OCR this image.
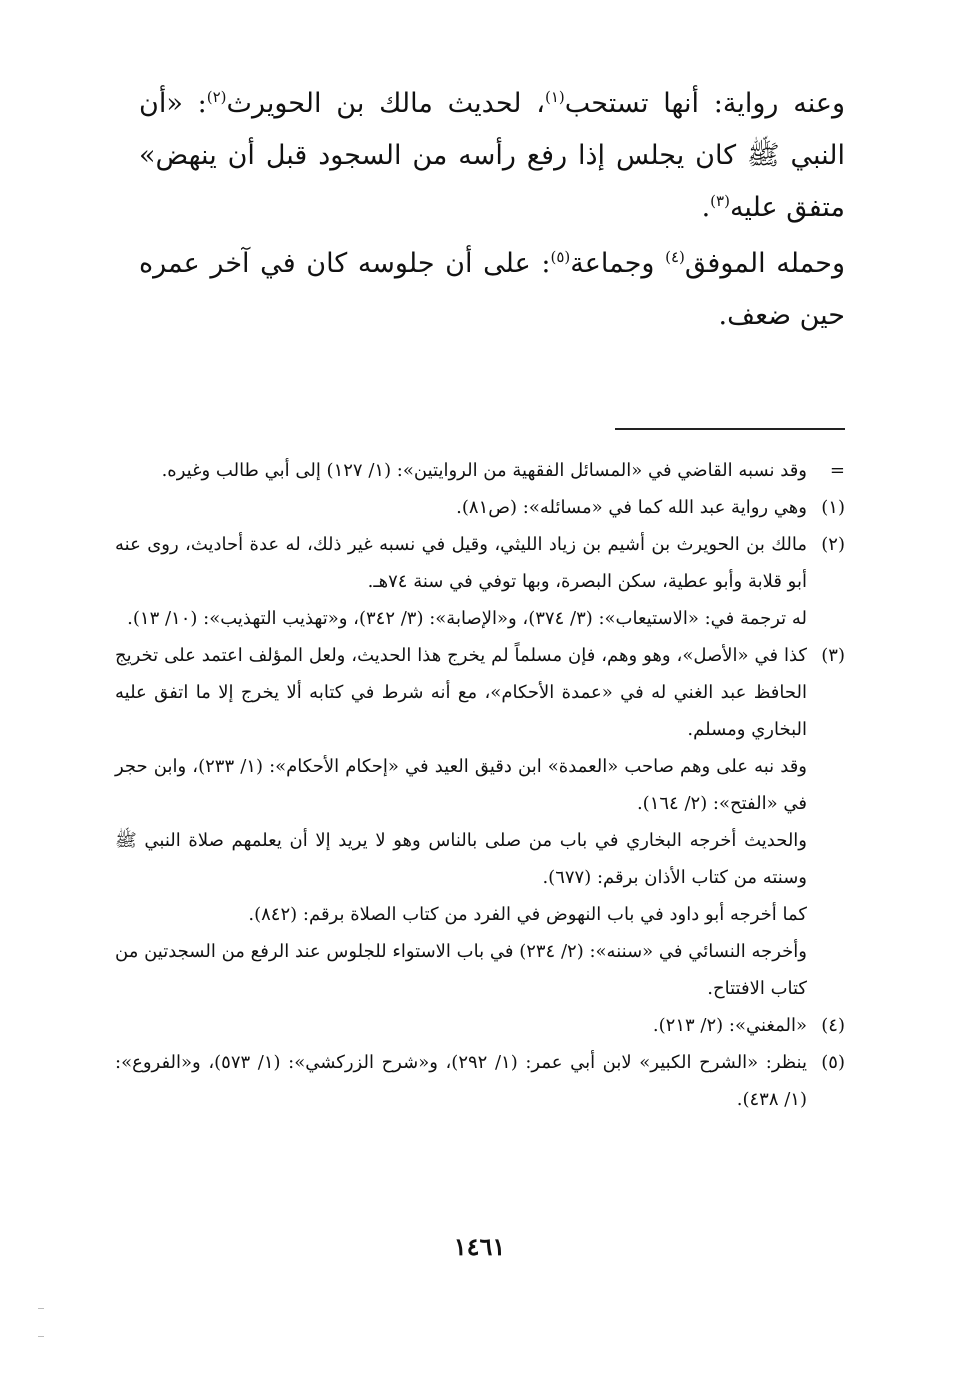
وعنه رواية: أنها تستحب$^{(١)}$، لحديث مالك بن الحويرث$^{(٢)}$: «أن النبي ﷺ كان يجلس إذا رفع رأسه من السجود قبل أن ينهض» متفق عليه$^{(٣)}$.

وحمله الموفق$^{(٤)}$ وجماعة$^{(٥)}$: على أن جلوسه كان في آخر عمره حين ضعف.

=

وقد نسبه القاضي في «المسائل الفقهية من الروايتين»: (١/ ١٢٧) إلى أبي طالب وغيره.

(١)

وهي رواية عبد الله كما في «مسائله»: (ص٨١).

(٢)

مالك بن الحويرث بن أشيم بن زياد الليثي، وقيل في نسبه غير ذلك، له عدة أحاديث، روى عنه أبو قلابة وأبو عطية، سكن البصرة، وبها توفي في سنة ٧٤هـ.

له ترجمة في: «الاستيعاب»: (٣/ ٣٧٤)، و«الإصابة»: (٣/ ٣٤٢)، و«تهذيب التهذيب»: (١٠/ ١٣).

(٣)

كذا في «الأصل»، وهو وهم، فإن مسلماً لم يخرج هذا الحديث، ولعل المؤلف اعتمد على تخريج الحافظ عبد الغني له في «عمدة الأحكام»، مع أنه شرط في كتابه ألا يخرج إلا ما اتفق عليه البخاري ومسلم.

وقد نبه على وهم صاحب «العمدة» ابن دقيق العيد في «إحكام الأحكام»: (١/ ٢٣٣)، وابن حجر في «الفتح»: (٢/ ١٦٤).

والحديث أخرجه البخاري في باب من صلى بالناس وهو لا يريد إلا أن يعلمهم صلاة النبي ﷺ وسنته من كتاب الأذان برقم: (٦٧٧).

كما أخرجه أبو داود في باب النهوض في الفرد من كتاب الصلاة برقم: (٨٤٢).

وأخرجه النسائي في «سننه»: (٢/ ٢٣٤) في باب الاستواء للجلوس عند الرفع من السجدتين من كتاب الافتتاح.

(٤)

«المغني»: (٢/ ٢١٣).

(٥)

ينظر: «الشرح الكبير» لابن أبي عمر: (١/ ٢٩٢)، و«شرح الزركشي»: (١/ ٥٧٣)، و«الفروع»: (١/ ٤٣٨).

١٤٦١
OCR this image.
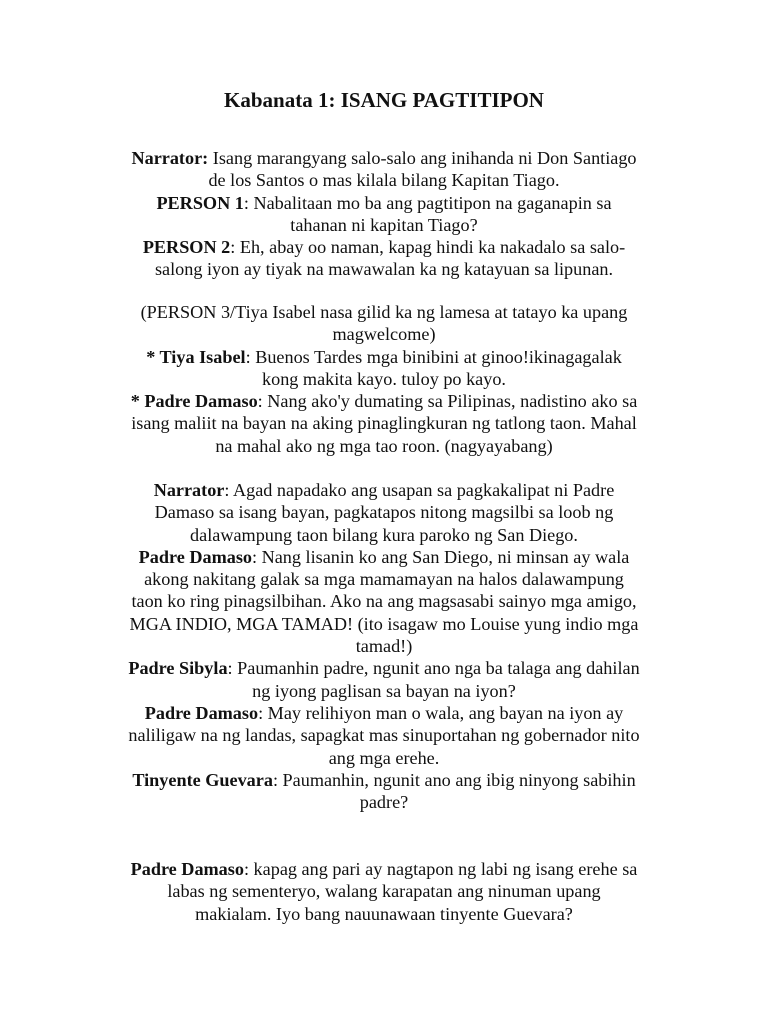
Kabanata 1: ISANG PAGTITIPON
Narrator: Isang marangyang salo-salo ang inihanda ni Don Santiago
de los Santos o mas kilala bilang Kapitan Tiago.
PERSON 1: Nabalitaan mo ba ang pagtitipon na gaganapin sa
tahanan ni kapitan Tiago?
PERSON 2: Eh, abay oo naman, kapag hindi ka nakadalo sa salo-
salong iyon ay tiyak na mawawalan ka ng katayuan sa lipunan.
(PERSON 3/Tiya Isabel nasa gilid ka ng lamesa at tatayo ka upang
magwelcome)
* Tiya Isabel: Buenos Tardes mga binibini at ginoo!ikinagagalak
kong makita kayo. tuloy po kayo.
* Padre Damaso: Nang ako'y dumating sa Pilipinas, nadistino ako sa
isang maliit na bayan na aking pinaglingkuran ng tatlong taon. Mahal
na mahal ako ng mga tao roon. (nagyayabang)
Narrator: Agad napadako ang usapan sa pagkakalipat ni Padre
Damaso sa isang bayan, pagkatapos nitong magsilbi sa loob ng
dalawampung taon bilang kura paroko ng San Diego.
Padre Damaso: Nang lisanin ko ang San Diego, ni minsan ay wala
akong nakitang galak sa mga mamamayan na halos dalawampung
taon ko ring pinagsilbihan. Ako na ang magsasabi sainyo mga amigo,
MGA INDIO, MGA TAMAD! (ito isagaw mo Louise yung indio mga
tamad!)
Padre Sibyla: Paumanhin padre, ngunit ano nga ba talaga ang dahilan
ng iyong paglisan sa bayan na iyon?
Padre Damaso: May relihiyon man o wala, ang bayan na iyon ay
naliligaw na ng landas, sapagkat mas sinuportahan ng gobernador nito
ang mga erehe.
Tinyente Guevara: Paumanhin, ngunit ano ang ibig ninyong sabihin
padre?
Padre Damaso: kapag ang pari ay nagtapon ng labi ng isang erehe sa
labas ng sementeryo, walang karapatan ang ninuman upang
makialam. Iyo bang nauunawaan tinyente Guevara?
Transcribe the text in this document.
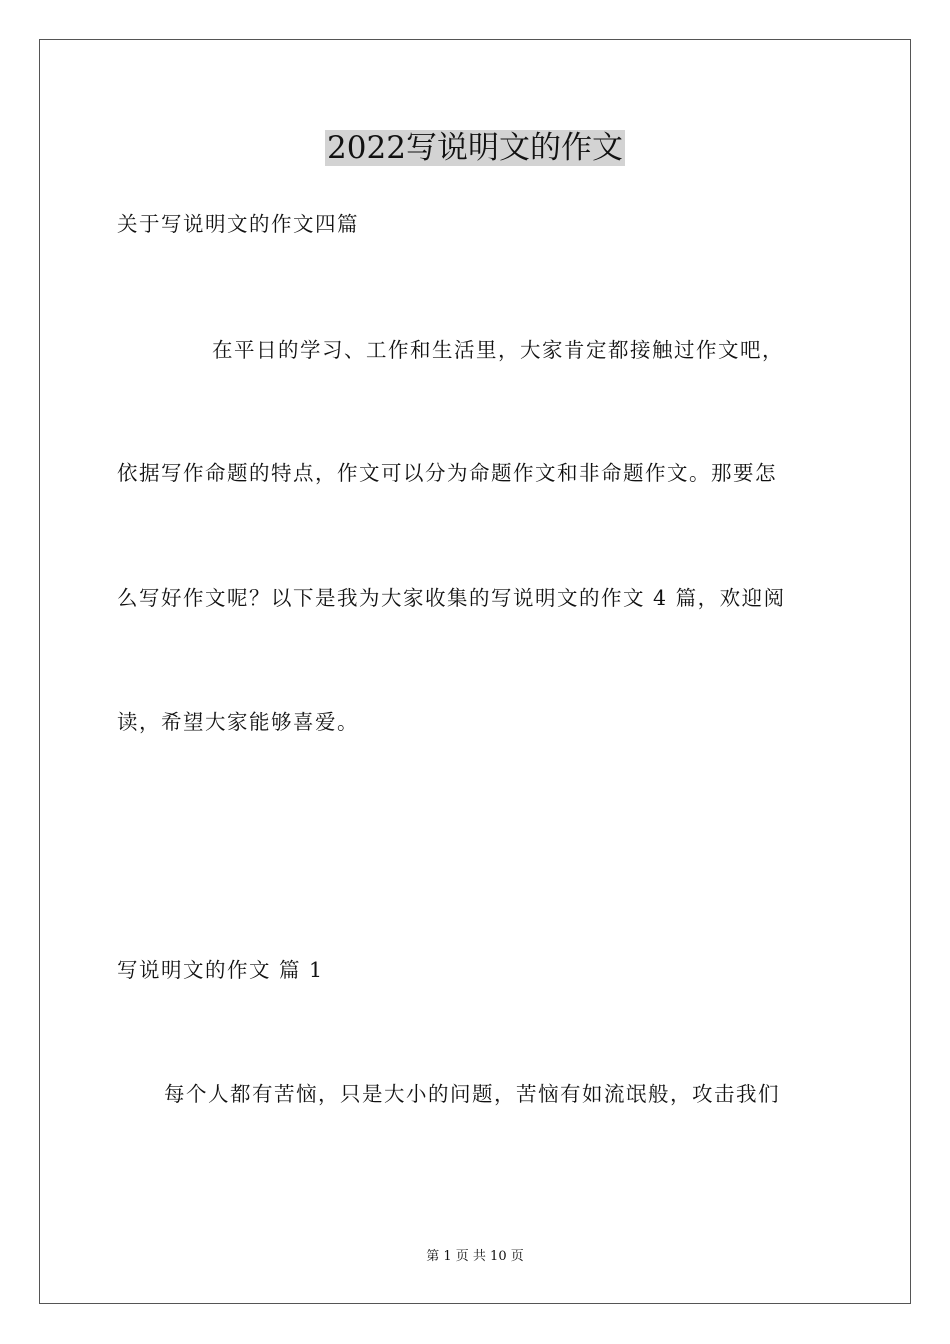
2022写说明文的作文
关于写说明文的作文四篇
在平日的学习、工作和生活里，大家肯定都接触过作文吧，
依据写作命题的特点，作文可以分为命题作文和非命题作文。那要怎
么写好作文呢？以下是我为大家收集的写说明文的作文 4 篇，欢迎阅
读，希望大家能够喜爱。
写说明文的作文 篇 1
每个人都有苦恼，只是大小的问题，苦恼有如流氓般，攻击我们
第 1 页 共 10 页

**What you have to do:** Word for word, restate the lines from the one containing "Transcribe the text in this document." through the end of the listing, and nothing more. Skip the pictures.

**Written solution:**
Transcribe the text in this document.
2022写说明文的作文
关于写说明文的作文四篇
在平日的学习、工作和生活里，大家肯定都接触过作文吧，
依据写作命题的特点，作文可以分为命题作文和非命题作文。那要怎
么写好作文呢？以下是我为大家收集的写说明文的作文 4 篇，欢迎阅
读，希望大家能够喜爱。
写说明文的作文 篇 1
每个人都有苦恼，只是大小的问题，苦恼有如流氓般，攻击我们
第 1 页 共 10 页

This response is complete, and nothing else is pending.